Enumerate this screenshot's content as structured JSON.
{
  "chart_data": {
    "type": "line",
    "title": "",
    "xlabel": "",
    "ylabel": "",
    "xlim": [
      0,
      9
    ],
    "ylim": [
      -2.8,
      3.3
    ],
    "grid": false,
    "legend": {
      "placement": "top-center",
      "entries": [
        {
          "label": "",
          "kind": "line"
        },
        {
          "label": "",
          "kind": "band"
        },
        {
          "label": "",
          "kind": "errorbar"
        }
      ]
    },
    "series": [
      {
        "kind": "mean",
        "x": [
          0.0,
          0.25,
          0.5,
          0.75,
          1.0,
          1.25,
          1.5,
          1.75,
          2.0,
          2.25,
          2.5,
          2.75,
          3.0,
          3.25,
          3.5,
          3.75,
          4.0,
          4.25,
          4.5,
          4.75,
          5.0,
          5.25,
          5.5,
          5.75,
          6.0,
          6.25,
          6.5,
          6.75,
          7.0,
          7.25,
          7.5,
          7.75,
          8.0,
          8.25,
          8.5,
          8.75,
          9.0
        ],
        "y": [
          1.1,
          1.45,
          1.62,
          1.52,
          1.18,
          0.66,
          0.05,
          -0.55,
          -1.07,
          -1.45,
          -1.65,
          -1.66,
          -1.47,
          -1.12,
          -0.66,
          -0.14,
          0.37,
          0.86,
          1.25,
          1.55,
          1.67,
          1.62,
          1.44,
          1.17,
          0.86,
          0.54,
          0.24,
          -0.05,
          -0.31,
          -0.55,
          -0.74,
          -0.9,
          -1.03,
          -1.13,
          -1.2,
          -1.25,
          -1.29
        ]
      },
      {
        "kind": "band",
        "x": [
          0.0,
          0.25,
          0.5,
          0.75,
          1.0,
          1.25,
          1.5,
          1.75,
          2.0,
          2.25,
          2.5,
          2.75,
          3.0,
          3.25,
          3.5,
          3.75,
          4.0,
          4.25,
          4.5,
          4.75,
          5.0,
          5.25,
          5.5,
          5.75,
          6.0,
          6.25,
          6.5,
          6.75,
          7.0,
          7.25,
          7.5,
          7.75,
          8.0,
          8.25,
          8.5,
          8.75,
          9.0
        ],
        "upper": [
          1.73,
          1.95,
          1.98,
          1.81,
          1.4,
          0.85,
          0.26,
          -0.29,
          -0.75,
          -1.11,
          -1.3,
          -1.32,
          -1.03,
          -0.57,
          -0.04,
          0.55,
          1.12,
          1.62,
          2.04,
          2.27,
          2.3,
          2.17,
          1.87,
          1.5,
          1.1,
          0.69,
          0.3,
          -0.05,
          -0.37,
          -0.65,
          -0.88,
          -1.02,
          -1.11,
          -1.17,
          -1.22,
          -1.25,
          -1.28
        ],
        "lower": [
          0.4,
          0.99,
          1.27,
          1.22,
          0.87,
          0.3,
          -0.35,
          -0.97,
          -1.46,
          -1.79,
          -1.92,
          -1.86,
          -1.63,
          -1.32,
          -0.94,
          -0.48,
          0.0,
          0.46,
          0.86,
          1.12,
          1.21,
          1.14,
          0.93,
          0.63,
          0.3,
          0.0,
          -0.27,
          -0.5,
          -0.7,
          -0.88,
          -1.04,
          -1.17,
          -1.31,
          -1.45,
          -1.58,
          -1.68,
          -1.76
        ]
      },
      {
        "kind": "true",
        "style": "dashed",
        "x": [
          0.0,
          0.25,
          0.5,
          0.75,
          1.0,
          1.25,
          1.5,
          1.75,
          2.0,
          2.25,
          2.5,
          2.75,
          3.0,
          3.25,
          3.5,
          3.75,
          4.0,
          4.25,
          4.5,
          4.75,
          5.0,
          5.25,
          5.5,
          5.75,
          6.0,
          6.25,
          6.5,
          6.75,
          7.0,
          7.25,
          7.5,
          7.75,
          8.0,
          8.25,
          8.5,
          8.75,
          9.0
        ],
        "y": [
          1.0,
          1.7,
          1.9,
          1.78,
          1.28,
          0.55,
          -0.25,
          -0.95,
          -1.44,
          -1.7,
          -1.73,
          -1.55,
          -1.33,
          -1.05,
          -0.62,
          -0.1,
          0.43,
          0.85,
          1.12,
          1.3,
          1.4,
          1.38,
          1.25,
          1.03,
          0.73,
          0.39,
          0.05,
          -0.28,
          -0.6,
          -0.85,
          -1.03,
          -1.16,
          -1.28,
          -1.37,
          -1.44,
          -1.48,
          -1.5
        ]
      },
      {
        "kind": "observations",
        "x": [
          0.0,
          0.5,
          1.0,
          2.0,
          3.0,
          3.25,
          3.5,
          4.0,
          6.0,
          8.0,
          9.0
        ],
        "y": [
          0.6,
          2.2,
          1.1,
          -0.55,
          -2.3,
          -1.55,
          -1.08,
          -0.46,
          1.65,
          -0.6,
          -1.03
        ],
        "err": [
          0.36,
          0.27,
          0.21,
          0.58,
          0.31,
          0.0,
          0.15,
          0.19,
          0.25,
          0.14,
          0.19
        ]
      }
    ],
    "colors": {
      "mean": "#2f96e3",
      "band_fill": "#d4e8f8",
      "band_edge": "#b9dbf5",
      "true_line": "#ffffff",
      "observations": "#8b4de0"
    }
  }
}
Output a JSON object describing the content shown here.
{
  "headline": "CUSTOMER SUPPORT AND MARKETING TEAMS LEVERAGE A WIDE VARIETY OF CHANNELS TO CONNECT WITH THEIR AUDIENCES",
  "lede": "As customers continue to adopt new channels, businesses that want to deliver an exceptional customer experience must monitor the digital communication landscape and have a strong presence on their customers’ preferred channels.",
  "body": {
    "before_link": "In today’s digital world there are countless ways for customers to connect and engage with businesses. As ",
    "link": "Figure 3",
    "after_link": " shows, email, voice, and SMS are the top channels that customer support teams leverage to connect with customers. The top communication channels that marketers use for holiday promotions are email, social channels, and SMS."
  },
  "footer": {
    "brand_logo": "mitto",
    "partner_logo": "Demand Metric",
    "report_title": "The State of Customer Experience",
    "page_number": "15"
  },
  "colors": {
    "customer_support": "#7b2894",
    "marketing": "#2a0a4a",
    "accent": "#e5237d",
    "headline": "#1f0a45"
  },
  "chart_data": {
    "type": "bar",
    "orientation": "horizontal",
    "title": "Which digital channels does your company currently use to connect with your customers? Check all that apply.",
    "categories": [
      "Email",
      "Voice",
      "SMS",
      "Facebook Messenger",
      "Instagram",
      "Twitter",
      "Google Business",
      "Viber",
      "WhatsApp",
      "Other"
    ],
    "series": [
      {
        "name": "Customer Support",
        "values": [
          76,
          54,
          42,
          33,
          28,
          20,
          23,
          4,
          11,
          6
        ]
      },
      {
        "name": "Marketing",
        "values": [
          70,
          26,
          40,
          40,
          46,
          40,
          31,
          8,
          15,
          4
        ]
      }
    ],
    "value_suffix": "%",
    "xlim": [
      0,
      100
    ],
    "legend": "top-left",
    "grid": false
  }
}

◆ TO BE DONE
Determine how many lines of the listing above include the word "content", and report that number only.

◆ RESPONSE FOR THIS EXERCISE
2